Directive:
Exclude the pictures; give every entry again exactly as written.

Exercise material:
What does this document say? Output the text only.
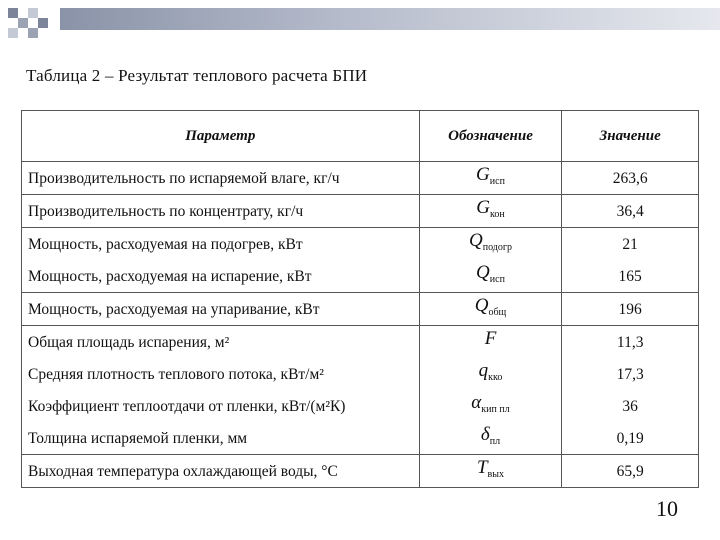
Таблица 2 – Результат теплового расчета БПИ
Параметр	Обозначение	Значение
Производительность по испаряемой влаге, кг/ч	$G_{исп}$	263,6
Производительность по концентрату, кг/ч	$G_{кон}$	36,4
Мощность, расходуемая на подогрев, кВт	$Q_{подогр}$	21
Мощность, расходуемая на испарение, кВт	$Q_{исп}$	165
Мощность, расходуемая на упаривание, кВт	$Q_{общ}$	196
Общая площадь испарения, м²	F	11,3
Средняя плотность теплового потока, кВт/м²	$q_{кко}$	17,3
Коэффициент теплоотдачи от пленки, кВт/(м²К)	$\alpha_{кип пл}$	36
Толщина испаряемой пленки, мм	$\delta_{пл}$	0,19
Выходная температура охлаждающей воды, °С	$T_{вых}$	65,9
10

In response:
What does this document say? Output the text only.
Таблица 2 – Результат теплового расчета БПИ
Параметр	Обозначение	Значение
Производительность по испаряемой влаге, кг/ч	$G_{исп}$	263,6
Производительность по концентрату, кг/ч	$G_{кон}$	36,4
Мощность, расходуемая на подогрев, кВт	$Q_{подогр}$	21
Мощность, расходуемая на испарение, кВт	$Q_{исп}$	165
Мощность, расходуемая на упаривание, кВт	$Q_{общ}$	196
Общая площадь испарения, м²	F	11,3
Средняя плотность теплового потока, кВт/м²	$q_{кко}$	17,3
Коэффициент теплоотдачи от пленки, кВт/(м²К)	$\alpha_{кип пл}$	36
Толщина испаряемой пленки, мм	$\delta_{пл}$	0,19
Выходная температура охлаждающей воды, °С	$T_{вых}$	65,9
10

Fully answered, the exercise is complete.